■ SHORT PROBLEM
Word for word, print each line of the listing below; pictures stay out.

■ PROVIDED RECORDS
· · · · ·

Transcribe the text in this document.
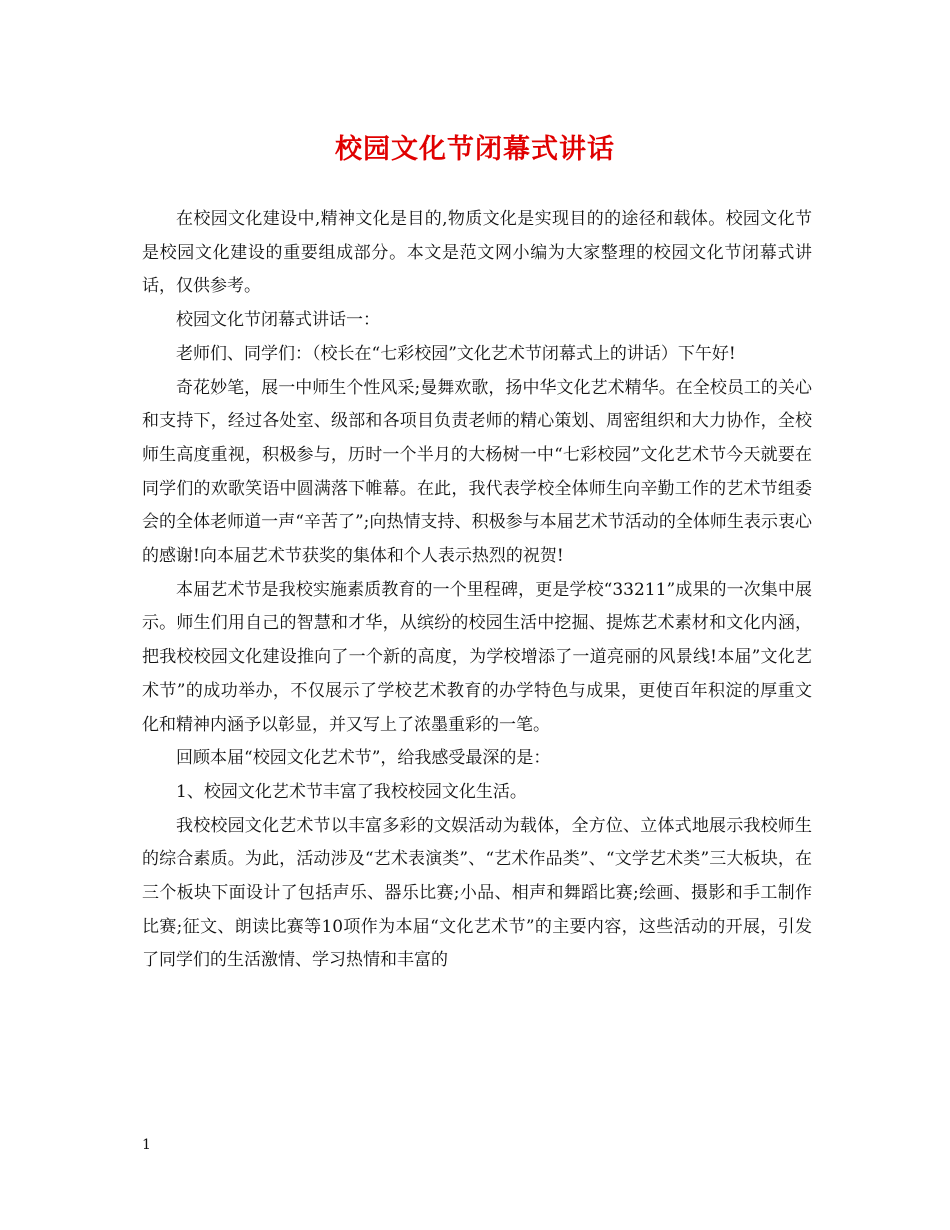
校园文化节闭幕式讲话

在校园文化建设中,精神文化是目的,物质文化是实现目的的途径和载体。校园文化节是校园文化建设的重要组成部分。本文是范文网小编为大家整理的校园文化节闭幕式讲话，仅供参考。

校园文化节闭幕式讲话一：

老师们、同学们：（校长在“七彩校园”文化艺术节闭幕式上的讲话）下午好!

奇花妙笔，展一中师生个性风采;曼舞欢歌，扬中华文化艺术精华。在全校员工的关心和支持下，经过各处室、级部和各项目负责老师的精心策划、周密组织和大力协作，全校师生高度重视，积极参与，历时一个半月的大杨树一中“七彩校园”文化艺术节今天就要在同学们的欢歌笑语中圆满落下帷幕。在此，我代表学校全体师生向辛勤工作的艺术节组委会的全体老师道一声“辛苦了”;向热情支持、积极参与本届艺术节活动的全体师生表示衷心的感谢!向本届艺术节获奖的集体和个人表示热烈的祝贺!

本届艺术节是我校实施素质教育的一个里程碑，更是学校“33211”成果的一次集中展示。师生们用自己的智慧和才华，从缤纷的校园生活中挖掘、提炼艺术素材和文化内涵，把我校校园文化建设推向了一个新的高度，为学校增添了一道亮丽的风景线!本届”文化艺术节”的成功举办，不仅展示了学校艺术教育的办学特色与成果，更使百年积淀的厚重文化和精神内涵予以彰显，并又写上了浓墨重彩的一笔。

回顾本届“校园文化艺术节”，给我感受最深的是：

1、校园文化艺术节丰富了我校校园文化生活。

我校校园文化艺术节以丰富多彩的文娱活动为载体，全方位、立体式地展示我校师生的综合素质。为此，活动涉及“艺术表演类”、“艺术作品类”、“文学艺术类”三大板块，在三个板块下面设计了包括声乐、器乐比赛;小品、相声和舞蹈比赛;绘画、摄影和手工制作比赛;征文、朗读比赛等10项作为本届“文化艺术节”的主要内容，这些活动的开展，引发了同学们的生活激情、学习热情和丰富的

1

· · · · ·

■ WRITTEN RESPONSE
Transcribe the text in this document.
校园文化节闭幕式讲话

在校园文化建设中,精神文化是目的,物质文化是实现目的的途径和载体。校园文化节是校园文化建设的重要组成部分。本文是范文网小编为大家整理的校园文化节闭幕式讲话，仅供参考。

校园文化节闭幕式讲话一：

老师们、同学们：（校长在“七彩校园”文化艺术节闭幕式上的讲话）下午好!

奇花妙笔，展一中师生个性风采;曼舞欢歌，扬中华文化艺术精华。在全校员工的关心和支持下，经过各处室、级部和各项目负责老师的精心策划、周密组织和大力协作，全校师生高度重视，积极参与，历时一个半月的大杨树一中“七彩校园”文化艺术节今天就要在同学们的欢歌笑语中圆满落下帷幕。在此，我代表学校全体师生向辛勤工作的艺术节组委会的全体老师道一声“辛苦了”;向热情支持、积极参与本届艺术节活动的全体师生表示衷心的感谢!向本届艺术节获奖的集体和个人表示热烈的祝贺!

本届艺术节是我校实施素质教育的一个里程碑，更是学校“33211”成果的一次集中展示。师生们用自己的智慧和才华，从缤纷的校园生活中挖掘、提炼艺术素材和文化内涵，把我校校园文化建设推向了一个新的高度，为学校增添了一道亮丽的风景线!本届”文化艺术节”的成功举办，不仅展示了学校艺术教育的办学特色与成果，更使百年积淀的厚重文化和精神内涵予以彰显，并又写上了浓墨重彩的一笔。

回顾本届“校园文化艺术节”，给我感受最深的是：

1、校园文化艺术节丰富了我校校园文化生活。

我校校园文化艺术节以丰富多彩的文娱活动为载体，全方位、立体式地展示我校师生的综合素质。为此，活动涉及“艺术表演类”、“艺术作品类”、“文学艺术类”三大板块，在三个板块下面设计了包括声乐、器乐比赛;小品、相声和舞蹈比赛;绘画、摄影和手工制作比赛;征文、朗读比赛等10项作为本届“文化艺术节”的主要内容，这些活动的开展，引发了同学们的生活激情、学习热情和丰富的

1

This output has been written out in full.